**Problem to work on:**
Reproduce each line from the records that holds "time".

########

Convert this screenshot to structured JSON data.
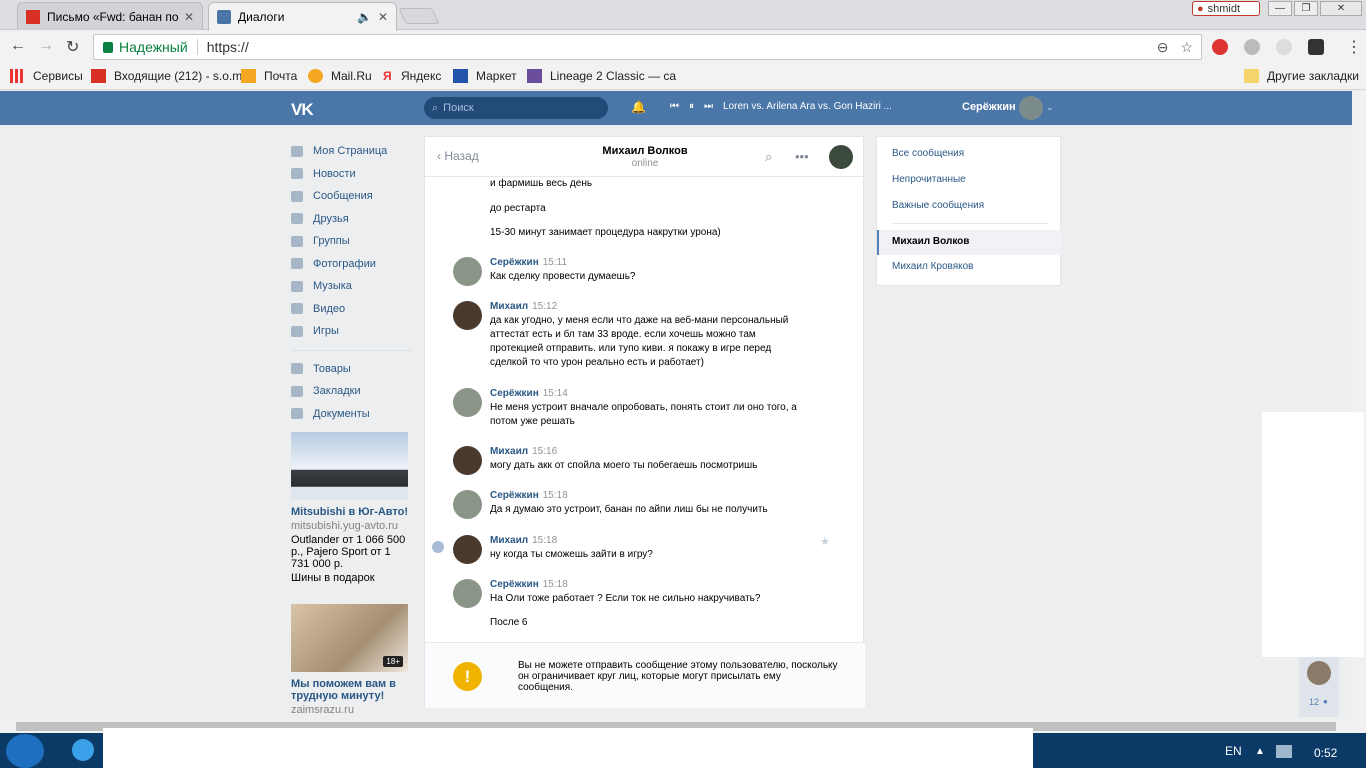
{
  "browser": {
    "tabs": [
      {
        "title": "Письмо «Fwd: банан по ж",
        "close": "✕"
      },
      {
        "title": "Диалоги",
        "close": "✕",
        "active": true
      }
    ],
    "profile_name": "shmidt",
    "security_label": "Надежный",
    "url": "https://",
    "bookmarks": [
      "Сервисы",
      "Входящие (212) - s.o.m",
      "Почта",
      "Mail.Ru",
      "Яндекс",
      "Маркет",
      "Lineage 2 Classic — ca"
    ],
    "other_bookmarks": "Другие закладки"
  },
  "vk": {
    "logo": "VK",
    "search_placeholder": "Поиск",
    "now_playing": "Loren vs. Arilena Ara vs. Gon Haziri ...",
    "user_name": "Серёжкин",
    "nav": [
      "Моя Страница",
      "Новости",
      "Сообщения",
      "Друзья",
      "Группы",
      "Фотографии",
      "Музыка",
      "Видео",
      "Игры"
    ],
    "nav2": [
      "Товары",
      "Закладки",
      "Документы"
    ],
    "ads": [
      {
        "title": "Mitsubishi в Юг-Авто!",
        "domain": "mitsubishi.yug-avto.ru",
        "text": "Outlander от 1 066 500 р., Pajero Sport от 1 731 000 р.",
        "text2": "Шины в подарок"
      },
      {
        "title": "Мы поможем вам в трудную минуту!",
        "domain": "zaimsrazu.ru",
        "badge": "18+"
      }
    ]
  },
  "chat": {
    "back": "Назад",
    "peer_name": "Михаил Волков",
    "peer_status": "online",
    "continued_lines": [
      "и фармишь весь день",
      "до рестарта",
      "15-30 минут занимает процедура накрутки урона)"
    ],
    "messages": [
      {
        "author": "Серёжкин",
        "time": "15:11",
        "text": "Как сделку провести думаешь?"
      },
      {
        "author": "Михаил",
        "time": "15:12",
        "text": "да как угодно, у меня если что даже на веб-мани персональный аттестат есть и бл там 33 вроде. если хочешь можно там протекцией отправить. или тупо киви. я покажу в игре перед сделкой то что урон реально есть и работает)"
      },
      {
        "author": "Серёжкин",
        "time": "15:14",
        "text": "Не меня устроит вначале опробовать, понять стоит ли оно того, а потом уже решать"
      },
      {
        "author": "Михаил",
        "time": "15:16",
        "text": "могу дать акк от спойла моего ты побегаешь посмотришь"
      },
      {
        "author": "Серёжкин",
        "time": "15:18",
        "text": "Да я думаю это устроит, банан по айпи лиш бы не получить"
      },
      {
        "author": "Михаил",
        "time": "15:18",
        "text": "ну когда ты сможешь зайти в игру?"
      },
      {
        "author": "Серёжкин",
        "time": "15:18",
        "text": "На Оли тоже работает ? Если ток не сильно накручивать?"
      }
    ],
    "last_line": "После 6",
    "notice": "Вы не можете отправить сообщение этому пользователю, поскольку он ограничивает круг лиц, которые могут присылать ему сообщения."
  },
  "filters": {
    "items": [
      "Все сообщения",
      "Непрочитанные",
      "Важные сообщения"
    ],
    "dialogs": [
      "Михаил Волков",
      "Михаил Кровяков"
    ],
    "widget_count": "12"
  },
  "taskbar": {
    "lang": "EN",
    "time": "0:52"
  }
}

########

**Exercise answer:**
        "time": "15:11",
        "time": "15:12",
        "time": "15:14",
        "time": "15:16",
        "time": "15:18",
        "time": "15:18",
        "time": "15:18",
    "time": "0:52"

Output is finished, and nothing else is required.